» SHORT PROBLEM
Each line of the data that includes the string "БССР" is to be copied out.

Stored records
+---+

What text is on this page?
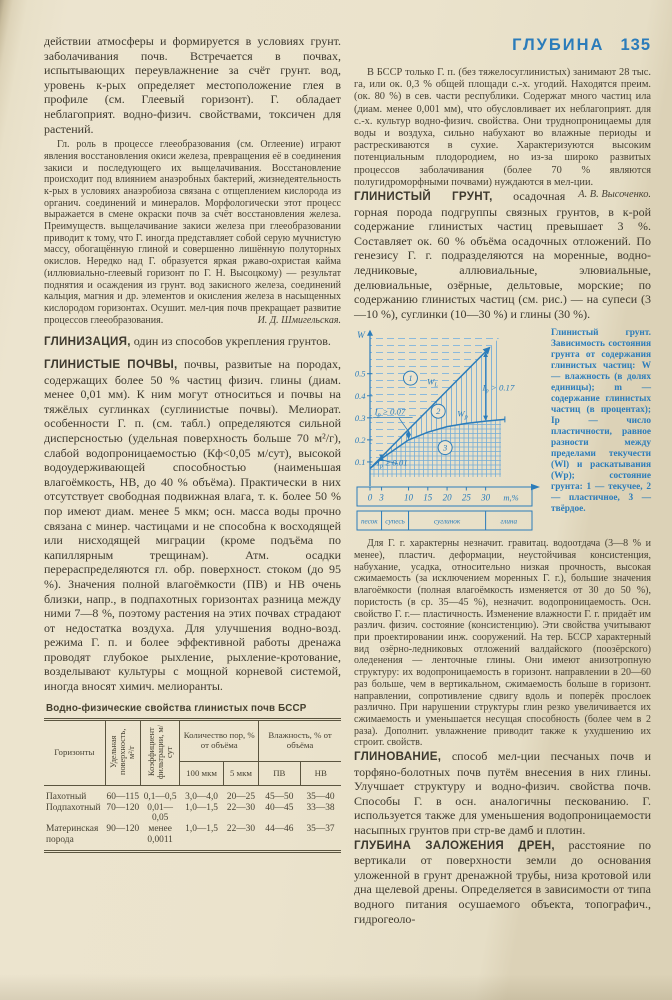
действии атмосферы и формируется в условиях грунт. заболачивания почв. Встречается в почвах, испытывающих переувлажнение за счёт грунт. вод, уровень к-рых определяет местоположение глея в профиле (см. Глеевый горизонт). Г. обладает неблагоприят. водно-физич. свойствами, токсичен для растений.

Гл. роль в процессе глееобразования (см. Оглеение) играют явления восстановления окиси железа, превращения её в соединения закиси и последующего их выщелачивания. Восстановление происходит под влиянием анаэробных бактерий, жизнедеятельность к-рых в условиях анаэробиоза связана с отщеплением кислорода из органич. соединений и минералов. Морфологически этот процесс выражается в смене окраски почв за счёт восстановления железа. Преимуществ. выщелачивание закиси железа при глееобразовании приводит к тому, что Г. иногда представляет собой серую мучнистую массу, обогащённую глиной и совершенно лишённую полуторных окислов. Нередко над Г. образуется яркая ржаво-охристая кайма (иллювиально-глеевый горизонт по Г. Н. Высоцкому) — результат поднятия и осаждения из грунт. вод закисного железа, соединений кальция, магния и др. элементов и окисления железа в насыщенных кислородом горизонтах. Осушит. мел-ция почв прекращает развитие процессов глееобразования.	И. Д. Шмигельская.

ГЛИНИЗАЦИЯ, один из способов укрепления грунтов.

ГЛИНИСТЫЕ ПОЧВЫ, почвы, развитые на породах, содержащих более 50 % частиц физич. глины (диам. менее 0,01 мм). К ним могут относиться и почвы на тяжёлых суглинках (суглинистые почвы). Мелиорат. особенности Г. п. (см. табл.) определяются сильной дисперсностью (удельная поверхность больше 70 м²/г), слабой водопроницаемостью (Кф<0,05 м/сут), высокой водоудерживающей способностью (наименьшая влагоёмкость, НВ, до 40 % объёма). Практически в них отсутствует свободная подвижная влага, т. к. более 50 % пор имеют диам. менее 5 мкм; осн. масса воды прочно связана с минер. частицами и не способна к восходящей или нисходящей миграции (кроме подъёма по капиллярным трещинам). Атм. осадки перераспределяются гл. обр. поверхност. стоком (до 95 %). Значения полной влагоёмкости (ПВ) и НВ очень близки, напр., в подпахотных горизонтах разница между ними 7—8 %, поэтому растения на этих почвах страдают от недостатка воздуха. Для улучшения водно-возд. режима Г. п. и более эффективной работы дренажа проводят глубокое рыхление, рыхление-кротование, возделывают культуры с мощной корневой системой, иногда вносят химич. мелиоранты.

Водно-физические свойства глинистых почв БССР
Горизонты	Удельная поверхность, м²/г	Коэффициент фильтрации, м/сут	Количество пор, % от объёма		Влажность, % от объёма	
			100 мкм	5 мкм	ПВ	НВ
Пахотный	60—115	0,1—0,5	3,0—4,0	20—25	45—50	35—40
Подпахотный	70—120	0,01— 0,05	1,0—1,5	22—30	40—45	33—38
Материнская порода	90—120	менее 0,0011	1,0—1,5	22—30	44—46	35—37
ГЛУБИНА 135

В БССР только Г. п. (без тяжелосуглинистых) занимают 28 тыс. га, или ок. 0,3 % общей площади с.-х. угодий. Находятся преим. (ок. 80 %) в сев. части республики. Содержат много частиц ила (диам. менее 0,001 мм), что обусловливает их неблагоприят. для с.-х. культур водно-физич. свойства. Они труднопроницаемы для воды и воздуха, сильно набухают во влажные периоды и растрескиваются в сухие. Характеризуются высоким потенциальным плодородием, но из-за широко развитых процессов заболачивания (более 70 % являются полугидроморфными почвами) нуждаются в мел-ции.
А. В. Высоченко.

ГЛИНИСТЫЙ ГРУНТ, осадочная горная порода подгруппы связных грунтов, в к-рой содержание глинистых частиц превышает 3 %. Составляет ок. 60 % объёма осадочных отложений. По генезису Г. г. подразделяются на моренные, водно-ледниковые, аллювиальные, элювиальные, делювиальные, озёрные, дельтовые, морские; по содержанию глинистых частиц (см. рис.) — на супеси (3—10 %), суглинки (10—30 %) и глины (30 %).

W
0.1
0.2
0.3
0.4
0.5	1
2
3
$W_L$
$W_p$
$I_p > 0.17$
$I_p \ge 0.07$
$I_p \ge 0.01$
0 3 10 15 20 25 30 m,%
песок супесь	суглинок	глина
Глинистый грунт. Зависимость состояния грунта от содержания глинистых частиц: W — влажность (в долях единицы); m — содержание глинистых частиц (в процентах); Iр — число пластичности, равное разности между пределами текучести (Wl) и раскатывания (Wр); состояние грунта: 1 — текучее, 2 — пластичное, 3 — твёрдое.

Для Г. г. характерны незначит. гравитац. водоотдача (3—8 % и менее), пластич. деформации, неустойчивая консистенция, набухание, усадка, относительно низкая прочность, высокая сжимаемость (за исключением моренных Г. г.), большие значения влагоёмкости (полная влагоёмкость изменяется от 30 до 50 %), пористость (в ср. 35—45 %), незначит. водопроницаемость. Осн. свойство Г. г.— пластичность. Изменение влажности Г. г. придаёт им различ. физич. состояние (консистенцию). Эти свойства учитывают при проектировании инж. сооружений. На тер. БССР характерный вид озёрно-ледниковых отложений валдайского (поозёрского) оледенения — ленточные глины. Они имеют анизотропную структуру: их водопроницаемость в горизонт. направлении в 20—60 раз больше, чем в вертикальном, сжимаемость больше в горизонт. направлении, сопротивление сдвигу вдоль и поперёк прослоек различно. При нарушении структуры глин резко увеличивается их сжимаемость и уменьшается несущая способность (более чем в 2 раза). Дополнит. увлажнение приводит также к ухудшению их строит. свойств.

ГЛИНОВАНИЕ, способ мел-ции песчаных почв и торфяно-болотных почв путём внесения в них глины. Улучшает структуру и водно-физич. свойства почв. Способы Г. в осн. аналогичны пескованию. Г. используется также для уменьшения водопроницаемости насыпных грунтов при стр-ве дамб и плотин.

ГЛУБИНА ЗАЛОЖЕНИЯ ДРЕН, расстояние по вертикали от поверхности земли до основания уложенной в грунт дренажной трубы, низа кротовой или дна щелевой дрены. Определяется в зависимости от типа водного питания осушаемого объекта, топографич., гидрогеоло-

+---+

» OUTPUT FOR THIS TASK
Водно-физические свойства глинистых почв БССР
В БССР только Г. п. (без тяжелосуглинистых) занимают 28 тыс. га, или ок. 0,3 % общей площади с.-х. угодий. Находятся преим. (ок. 80 %) в сев. части республики. Содержат много частиц ила (диам. менее 0,001 мм), что обусловливает их неблагоприят. для с.-х. культур водно-физич. свойства. Они труднопроницаемы для воды и воздуха, сильно набухают во влажные периоды и растрескиваются в сухие. Характеризуются высоким потенциальным плодородием, но из-за широко развитых процессов заболачивания (более 70 % являются полугидроморфными почвами) нуждаются в мел-ции.
Для Г. г. характерны незначит. гравитац. водоотдача (3—8 % и менее), пластич. деформации, неустойчивая консистенция, набухание, усадка, относительно низкая прочность, высокая сжимаемость (за исключением моренных Г. г.), большие значения влагоёмкости (полная влагоёмкость изменяется от 30 до 50 %), пористость (в ср. 35—45 %), незначит. водопроницаемость. Осн. свойство Г. г.— пластичность. Изменение влажности Г. г. придаёт им различ. физич. состояние (консистенцию). Эти свойства учитывают при проектировании инж. сооружений. На тер. БССР характерный вид озёрно-ледниковых отложений валдайского (поозёрского) оледенения — ленточные глины. Они имеют анизотропную структуру: их водопроницаемость в горизонт. направлении в 20—60 раз больше, чем в вертикальном, сжимаемость больше в горизонт. направлении, сопротивление сдвигу вдоль и поперёк прослоек различно. При нарушении структуры глин резко увеличивается их сжимаемость и уменьшается несущая способность (более чем в 2 раза). Дополнит. увлажнение приводит также к ухудшению их строит. свойств.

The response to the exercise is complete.